:: Information supplied ::
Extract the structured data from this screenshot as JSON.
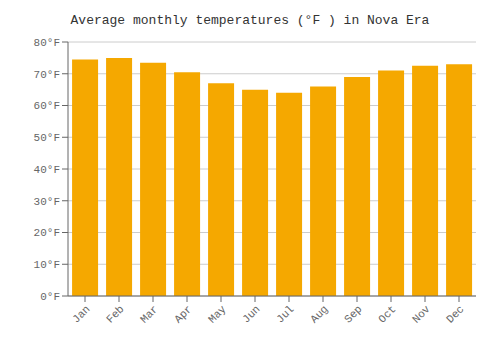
{
  "chart_data": {
    "type": "bar",
    "title": "Average monthly temperatures (°F ) in Nova Era",
    "categories": [
      "Jan",
      "Feb",
      "Mar",
      "Apr",
      "May",
      "Jun",
      "Jul",
      "Aug",
      "Sep",
      "Oct",
      "Nov",
      "Dec"
    ],
    "values": [
      74.5,
      75.0,
      73.5,
      70.5,
      67.0,
      65.0,
      64.0,
      66.0,
      69.0,
      71.0,
      72.5,
      73.0
    ],
    "color": "#F5A800",
    "ylim": [
      0,
      80
    ],
    "yticks": [
      {
        "value": 0,
        "label": "0°F"
      },
      {
        "value": 10,
        "label": "10°F"
      },
      {
        "value": 20,
        "label": "20°F"
      },
      {
        "value": 30,
        "label": "30°F"
      },
      {
        "value": 40,
        "label": "40°F"
      },
      {
        "value": 50,
        "label": "50°F"
      },
      {
        "value": 60,
        "label": "60°F"
      },
      {
        "value": 70,
        "label": "70°F"
      },
      {
        "value": 80,
        "label": "80°F"
      }
    ],
    "grid": true
  }
}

:: Written instruction ::
Reproduce every line of the material precisely, omitting its pictures.

:: The reply ::
Extract the structured data from this screenshot as JSON.
{
  "chart_data": {
    "type": "bar",
    "title": "Average monthly temperatures (°F ) in Nova Era",
    "categories": [
      "Jan",
      "Feb",
      "Mar",
      "Apr",
      "May",
      "Jun",
      "Jul",
      "Aug",
      "Sep",
      "Oct",
      "Nov",
      "Dec"
    ],
    "values": [
      74.5,
      75.0,
      73.5,
      70.5,
      67.0,
      65.0,
      64.0,
      66.0,
      69.0,
      71.0,
      72.5,
      73.0
    ],
    "color": "#F5A800",
    "ylim": [
      0,
      80
    ],
    "yticks": [
      {
        "value": 0,
        "label": "0°F"
      },
      {
        "value": 10,
        "label": "10°F"
      },
      {
        "value": 20,
        "label": "20°F"
      },
      {
        "value": 30,
        "label": "30°F"
      },
      {
        "value": 40,
        "label": "40°F"
      },
      {
        "value": 50,
        "label": "50°F"
      },
      {
        "value": 60,
        "label": "60°F"
      },
      {
        "value": 70,
        "label": "70°F"
      },
      {
        "value": 80,
        "label": "80°F"
      }
    ],
    "grid": true
  }
}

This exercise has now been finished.